OBJECTIVE.
Quote the listing below in its entirety.

--- START ---

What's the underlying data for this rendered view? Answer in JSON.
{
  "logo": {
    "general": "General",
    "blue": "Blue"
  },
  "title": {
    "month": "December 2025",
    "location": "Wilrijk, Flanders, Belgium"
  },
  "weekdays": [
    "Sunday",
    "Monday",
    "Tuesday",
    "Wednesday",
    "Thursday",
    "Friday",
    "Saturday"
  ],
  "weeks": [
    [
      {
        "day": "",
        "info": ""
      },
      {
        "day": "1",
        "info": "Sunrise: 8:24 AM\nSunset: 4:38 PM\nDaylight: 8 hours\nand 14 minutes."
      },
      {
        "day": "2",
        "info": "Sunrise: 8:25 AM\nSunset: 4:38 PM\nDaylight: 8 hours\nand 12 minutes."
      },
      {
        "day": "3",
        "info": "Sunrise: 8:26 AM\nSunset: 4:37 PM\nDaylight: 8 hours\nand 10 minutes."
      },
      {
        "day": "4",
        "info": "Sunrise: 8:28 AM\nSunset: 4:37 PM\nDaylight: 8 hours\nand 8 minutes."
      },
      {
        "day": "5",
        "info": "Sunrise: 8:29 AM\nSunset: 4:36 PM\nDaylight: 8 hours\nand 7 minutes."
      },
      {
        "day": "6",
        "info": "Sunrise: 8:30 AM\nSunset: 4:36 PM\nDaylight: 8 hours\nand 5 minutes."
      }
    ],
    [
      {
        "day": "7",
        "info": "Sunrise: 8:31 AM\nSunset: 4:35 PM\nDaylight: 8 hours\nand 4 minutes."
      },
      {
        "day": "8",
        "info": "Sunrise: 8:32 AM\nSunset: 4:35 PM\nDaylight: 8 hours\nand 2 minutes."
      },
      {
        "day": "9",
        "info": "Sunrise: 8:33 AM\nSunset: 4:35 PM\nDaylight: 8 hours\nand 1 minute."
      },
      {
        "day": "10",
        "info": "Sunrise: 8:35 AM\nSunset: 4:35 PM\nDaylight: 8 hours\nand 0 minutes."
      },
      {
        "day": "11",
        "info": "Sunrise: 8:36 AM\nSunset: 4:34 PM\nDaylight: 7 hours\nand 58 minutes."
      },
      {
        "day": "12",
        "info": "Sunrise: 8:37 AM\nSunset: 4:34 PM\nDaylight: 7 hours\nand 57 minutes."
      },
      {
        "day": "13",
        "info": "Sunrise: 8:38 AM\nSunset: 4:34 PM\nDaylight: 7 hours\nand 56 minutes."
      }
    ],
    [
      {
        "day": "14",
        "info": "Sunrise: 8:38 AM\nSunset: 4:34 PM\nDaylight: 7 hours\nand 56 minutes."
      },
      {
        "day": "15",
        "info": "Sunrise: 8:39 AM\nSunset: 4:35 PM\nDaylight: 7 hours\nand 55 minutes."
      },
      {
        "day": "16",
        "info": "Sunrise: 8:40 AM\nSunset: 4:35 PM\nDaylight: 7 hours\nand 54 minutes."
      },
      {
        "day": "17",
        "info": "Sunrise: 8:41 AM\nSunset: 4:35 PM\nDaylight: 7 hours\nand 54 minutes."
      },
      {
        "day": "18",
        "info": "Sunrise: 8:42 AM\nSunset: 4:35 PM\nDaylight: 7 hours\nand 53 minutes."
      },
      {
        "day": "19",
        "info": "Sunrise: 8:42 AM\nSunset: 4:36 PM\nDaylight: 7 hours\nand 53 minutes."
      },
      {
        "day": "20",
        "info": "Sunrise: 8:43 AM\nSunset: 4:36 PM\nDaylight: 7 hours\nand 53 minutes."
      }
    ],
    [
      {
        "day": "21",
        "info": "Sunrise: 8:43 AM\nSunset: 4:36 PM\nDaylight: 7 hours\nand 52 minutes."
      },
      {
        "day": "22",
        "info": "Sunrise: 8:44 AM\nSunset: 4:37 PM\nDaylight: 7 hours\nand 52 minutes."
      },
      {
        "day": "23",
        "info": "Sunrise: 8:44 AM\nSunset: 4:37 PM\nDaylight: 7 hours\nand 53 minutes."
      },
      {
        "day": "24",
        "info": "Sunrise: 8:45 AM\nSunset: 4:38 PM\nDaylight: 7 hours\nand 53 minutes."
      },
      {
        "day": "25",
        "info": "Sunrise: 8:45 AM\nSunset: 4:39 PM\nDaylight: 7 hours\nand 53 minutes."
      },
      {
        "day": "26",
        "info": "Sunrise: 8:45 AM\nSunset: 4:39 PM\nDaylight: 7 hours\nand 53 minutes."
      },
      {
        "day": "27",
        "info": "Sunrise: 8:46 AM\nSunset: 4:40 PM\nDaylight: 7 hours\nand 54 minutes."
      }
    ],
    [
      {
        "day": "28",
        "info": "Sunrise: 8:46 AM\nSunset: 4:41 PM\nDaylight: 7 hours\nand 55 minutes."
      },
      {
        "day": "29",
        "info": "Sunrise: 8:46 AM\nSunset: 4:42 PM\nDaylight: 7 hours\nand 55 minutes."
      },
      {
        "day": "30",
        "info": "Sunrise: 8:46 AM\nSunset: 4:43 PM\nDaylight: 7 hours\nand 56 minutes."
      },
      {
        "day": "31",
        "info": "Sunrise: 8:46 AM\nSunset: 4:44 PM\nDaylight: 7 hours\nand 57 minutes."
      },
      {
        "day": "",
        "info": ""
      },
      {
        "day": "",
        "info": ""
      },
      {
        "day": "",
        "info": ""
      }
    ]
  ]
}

--- END ---

RESPONSE TO THIS EXERCISE.
What's the underlying data for this rendered view? Answer in JSON.
{
  "logo": {
    "general": "General",
    "blue": "Blue"
  },
  "title": {
    "month": "December 2025",
    "location": "Wilrijk, Flanders, Belgium"
  },
  "weekdays": [
    "Sunday",
    "Monday",
    "Tuesday",
    "Wednesday",
    "Thursday",
    "Friday",
    "Saturday"
  ],
  "weeks": [
    [
      {
        "day": "",
        "info": ""
      },
      {
        "day": "1",
        "info": "Sunrise: 8:24 AM\nSunset: 4:38 PM\nDaylight: 8 hours\nand 14 minutes."
      },
      {
        "day": "2",
        "info": "Sunrise: 8:25 AM\nSunset: 4:38 PM\nDaylight: 8 hours\nand 12 minutes."
      },
      {
        "day": "3",
        "info": "Sunrise: 8:26 AM\nSunset: 4:37 PM\nDaylight: 8 hours\nand 10 minutes."
      },
      {
        "day": "4",
        "info": "Sunrise: 8:28 AM\nSunset: 4:37 PM\nDaylight: 8 hours\nand 8 minutes."
      },
      {
        "day": "5",
        "info": "Sunrise: 8:29 AM\nSunset: 4:36 PM\nDaylight: 8 hours\nand 7 minutes."
      },
      {
        "day": "6",
        "info": "Sunrise: 8:30 AM\nSunset: 4:36 PM\nDaylight: 8 hours\nand 5 minutes."
      }
    ],
    [
      {
        "day": "7",
        "info": "Sunrise: 8:31 AM\nSunset: 4:35 PM\nDaylight: 8 hours\nand 4 minutes."
      },
      {
        "day": "8",
        "info": "Sunrise: 8:32 AM\nSunset: 4:35 PM\nDaylight: 8 hours\nand 2 minutes."
      },
      {
        "day": "9",
        "info": "Sunrise: 8:33 AM\nSunset: 4:35 PM\nDaylight: 8 hours\nand 1 minute."
      },
      {
        "day": "10",
        "info": "Sunrise: 8:35 AM\nSunset: 4:35 PM\nDaylight: 8 hours\nand 0 minutes."
      },
      {
        "day": "11",
        "info": "Sunrise: 8:36 AM\nSunset: 4:34 PM\nDaylight: 7 hours\nand 58 minutes."
      },
      {
        "day": "12",
        "info": "Sunrise: 8:37 AM\nSunset: 4:34 PM\nDaylight: 7 hours\nand 57 minutes."
      },
      {
        "day": "13",
        "info": "Sunrise: 8:38 AM\nSunset: 4:34 PM\nDaylight: 7 hours\nand 56 minutes."
      }
    ],
    [
      {
        "day": "14",
        "info": "Sunrise: 8:38 AM\nSunset: 4:34 PM\nDaylight: 7 hours\nand 56 minutes."
      },
      {
        "day": "15",
        "info": "Sunrise: 8:39 AM\nSunset: 4:35 PM\nDaylight: 7 hours\nand 55 minutes."
      },
      {
        "day": "16",
        "info": "Sunrise: 8:40 AM\nSunset: 4:35 PM\nDaylight: 7 hours\nand 54 minutes."
      },
      {
        "day": "17",
        "info": "Sunrise: 8:41 AM\nSunset: 4:35 PM\nDaylight: 7 hours\nand 54 minutes."
      },
      {
        "day": "18",
        "info": "Sunrise: 8:42 AM\nSunset: 4:35 PM\nDaylight: 7 hours\nand 53 minutes."
      },
      {
        "day": "19",
        "info": "Sunrise: 8:42 AM\nSunset: 4:36 PM\nDaylight: 7 hours\nand 53 minutes."
      },
      {
        "day": "20",
        "info": "Sunrise: 8:43 AM\nSunset: 4:36 PM\nDaylight: 7 hours\nand 53 minutes."
      }
    ],
    [
      {
        "day": "21",
        "info": "Sunrise: 8:43 AM\nSunset: 4:36 PM\nDaylight: 7 hours\nand 52 minutes."
      },
      {
        "day": "22",
        "info": "Sunrise: 8:44 AM\nSunset: 4:37 PM\nDaylight: 7 hours\nand 52 minutes."
      },
      {
        "day": "23",
        "info": "Sunrise: 8:44 AM\nSunset: 4:37 PM\nDaylight: 7 hours\nand 53 minutes."
      },
      {
        "day": "24",
        "info": "Sunrise: 8:45 AM\nSunset: 4:38 PM\nDaylight: 7 hours\nand 53 minutes."
      },
      {
        "day": "25",
        "info": "Sunrise: 8:45 AM\nSunset: 4:39 PM\nDaylight: 7 hours\nand 53 minutes."
      },
      {
        "day": "26",
        "info": "Sunrise: 8:45 AM\nSunset: 4:39 PM\nDaylight: 7 hours\nand 53 minutes."
      },
      {
        "day": "27",
        "info": "Sunrise: 8:46 AM\nSunset: 4:40 PM\nDaylight: 7 hours\nand 54 minutes."
      }
    ],
    [
      {
        "day": "28",
        "info": "Sunrise: 8:46 AM\nSunset: 4:41 PM\nDaylight: 7 hours\nand 55 minutes."
      },
      {
        "day": "29",
        "info": "Sunrise: 8:46 AM\nSunset: 4:42 PM\nDaylight: 7 hours\nand 55 minutes."
      },
      {
        "day": "30",
        "info": "Sunrise: 8:46 AM\nSunset: 4:43 PM\nDaylight: 7 hours\nand 56 minutes."
      },
      {
        "day": "31",
        "info": "Sunrise: 8:46 AM\nSunset: 4:44 PM\nDaylight: 7 hours\nand 57 minutes."
      },
      {
        "day": "",
        "info": ""
      },
      {
        "day": "",
        "info": ""
      },
      {
        "day": "",
        "info": ""
      }
    ]
  ]
}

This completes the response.